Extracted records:
=====

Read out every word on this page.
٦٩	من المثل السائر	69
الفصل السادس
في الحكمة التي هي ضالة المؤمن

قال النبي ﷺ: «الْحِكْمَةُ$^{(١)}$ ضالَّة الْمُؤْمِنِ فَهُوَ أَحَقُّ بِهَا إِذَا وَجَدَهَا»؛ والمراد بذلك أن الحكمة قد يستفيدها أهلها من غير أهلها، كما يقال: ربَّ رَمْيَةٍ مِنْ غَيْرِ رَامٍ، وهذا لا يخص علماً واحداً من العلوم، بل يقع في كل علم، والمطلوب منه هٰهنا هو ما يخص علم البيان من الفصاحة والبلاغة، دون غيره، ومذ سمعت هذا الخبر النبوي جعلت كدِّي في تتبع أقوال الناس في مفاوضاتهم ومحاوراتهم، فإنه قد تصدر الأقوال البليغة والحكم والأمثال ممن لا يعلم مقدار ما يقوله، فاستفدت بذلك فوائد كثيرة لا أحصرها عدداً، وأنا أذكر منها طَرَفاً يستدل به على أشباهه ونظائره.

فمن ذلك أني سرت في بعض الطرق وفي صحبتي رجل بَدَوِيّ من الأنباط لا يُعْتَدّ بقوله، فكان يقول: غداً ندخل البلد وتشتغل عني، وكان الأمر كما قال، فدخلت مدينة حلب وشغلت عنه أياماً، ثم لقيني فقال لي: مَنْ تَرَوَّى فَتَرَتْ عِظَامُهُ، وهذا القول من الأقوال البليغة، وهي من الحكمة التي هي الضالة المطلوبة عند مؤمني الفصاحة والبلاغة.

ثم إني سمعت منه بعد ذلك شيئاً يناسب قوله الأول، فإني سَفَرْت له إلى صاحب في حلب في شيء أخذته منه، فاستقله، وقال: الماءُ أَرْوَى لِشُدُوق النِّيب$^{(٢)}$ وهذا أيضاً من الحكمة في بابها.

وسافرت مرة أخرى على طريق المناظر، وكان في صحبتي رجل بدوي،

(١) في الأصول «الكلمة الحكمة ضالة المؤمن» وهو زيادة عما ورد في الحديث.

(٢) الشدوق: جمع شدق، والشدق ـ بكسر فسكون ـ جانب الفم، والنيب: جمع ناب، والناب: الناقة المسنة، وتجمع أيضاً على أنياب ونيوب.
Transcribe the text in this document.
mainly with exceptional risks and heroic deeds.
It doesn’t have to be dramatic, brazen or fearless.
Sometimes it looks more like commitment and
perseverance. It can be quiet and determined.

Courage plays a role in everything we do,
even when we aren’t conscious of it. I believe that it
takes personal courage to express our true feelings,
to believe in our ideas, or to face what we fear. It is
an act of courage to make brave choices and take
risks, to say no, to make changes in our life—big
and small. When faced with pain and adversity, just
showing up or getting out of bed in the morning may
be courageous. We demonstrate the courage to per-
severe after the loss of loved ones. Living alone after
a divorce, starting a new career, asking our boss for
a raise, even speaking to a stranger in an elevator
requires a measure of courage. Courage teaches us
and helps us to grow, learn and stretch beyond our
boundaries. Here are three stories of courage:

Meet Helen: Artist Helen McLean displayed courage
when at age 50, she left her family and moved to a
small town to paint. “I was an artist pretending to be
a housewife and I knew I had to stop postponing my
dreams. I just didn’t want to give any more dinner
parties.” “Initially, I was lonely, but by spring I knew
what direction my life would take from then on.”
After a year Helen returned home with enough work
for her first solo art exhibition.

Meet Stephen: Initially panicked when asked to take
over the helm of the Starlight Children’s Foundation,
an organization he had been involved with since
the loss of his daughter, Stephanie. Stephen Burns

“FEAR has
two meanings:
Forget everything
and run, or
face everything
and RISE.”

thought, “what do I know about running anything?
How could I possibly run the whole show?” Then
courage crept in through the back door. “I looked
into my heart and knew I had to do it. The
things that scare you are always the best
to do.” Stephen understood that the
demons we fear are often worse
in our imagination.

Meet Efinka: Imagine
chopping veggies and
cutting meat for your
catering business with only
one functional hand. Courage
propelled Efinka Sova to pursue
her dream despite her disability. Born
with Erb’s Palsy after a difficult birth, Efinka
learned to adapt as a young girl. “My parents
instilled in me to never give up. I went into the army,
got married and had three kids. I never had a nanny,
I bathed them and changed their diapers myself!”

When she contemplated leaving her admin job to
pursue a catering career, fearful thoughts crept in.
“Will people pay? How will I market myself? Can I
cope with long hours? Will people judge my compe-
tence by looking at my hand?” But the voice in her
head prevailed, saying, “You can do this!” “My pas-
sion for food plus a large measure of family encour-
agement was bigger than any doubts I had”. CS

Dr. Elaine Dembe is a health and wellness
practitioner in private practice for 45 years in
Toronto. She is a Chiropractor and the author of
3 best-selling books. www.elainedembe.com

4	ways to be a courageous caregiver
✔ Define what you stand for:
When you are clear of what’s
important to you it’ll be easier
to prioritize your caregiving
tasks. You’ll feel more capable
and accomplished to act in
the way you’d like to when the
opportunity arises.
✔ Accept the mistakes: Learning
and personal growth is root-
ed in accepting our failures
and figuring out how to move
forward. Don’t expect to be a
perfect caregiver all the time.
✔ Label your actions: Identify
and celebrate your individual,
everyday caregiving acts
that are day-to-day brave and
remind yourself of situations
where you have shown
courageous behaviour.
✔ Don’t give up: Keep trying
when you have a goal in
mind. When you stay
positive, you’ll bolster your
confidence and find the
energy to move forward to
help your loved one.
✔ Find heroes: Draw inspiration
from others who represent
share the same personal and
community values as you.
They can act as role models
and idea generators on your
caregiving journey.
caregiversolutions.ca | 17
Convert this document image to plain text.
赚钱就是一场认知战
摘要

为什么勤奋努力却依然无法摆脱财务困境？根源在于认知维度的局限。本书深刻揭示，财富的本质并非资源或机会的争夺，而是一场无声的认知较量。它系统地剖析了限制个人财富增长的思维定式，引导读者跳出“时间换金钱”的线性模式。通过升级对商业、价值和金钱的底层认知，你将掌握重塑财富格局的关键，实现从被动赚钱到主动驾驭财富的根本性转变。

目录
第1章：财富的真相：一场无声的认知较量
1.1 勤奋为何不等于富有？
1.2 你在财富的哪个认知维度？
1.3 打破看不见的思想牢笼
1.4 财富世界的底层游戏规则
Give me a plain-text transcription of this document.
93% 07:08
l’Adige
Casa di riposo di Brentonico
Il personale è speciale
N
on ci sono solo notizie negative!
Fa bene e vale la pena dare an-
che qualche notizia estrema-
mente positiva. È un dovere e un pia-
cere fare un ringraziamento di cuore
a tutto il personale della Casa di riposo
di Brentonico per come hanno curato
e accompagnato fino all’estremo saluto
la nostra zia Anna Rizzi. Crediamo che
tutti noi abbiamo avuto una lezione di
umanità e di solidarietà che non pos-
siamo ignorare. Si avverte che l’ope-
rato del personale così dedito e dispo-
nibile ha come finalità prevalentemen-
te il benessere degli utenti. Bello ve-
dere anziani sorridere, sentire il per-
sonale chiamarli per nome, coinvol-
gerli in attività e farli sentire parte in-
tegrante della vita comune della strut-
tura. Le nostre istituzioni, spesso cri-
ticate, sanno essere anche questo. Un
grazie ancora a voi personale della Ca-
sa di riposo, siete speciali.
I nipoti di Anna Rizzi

=====

### AIM
Copy and report every line where the word "even" is present.

### TASK SOLUTION
even when we aren’t conscious of it. I believe that it
a raise, even speaking to a stranger in an elevator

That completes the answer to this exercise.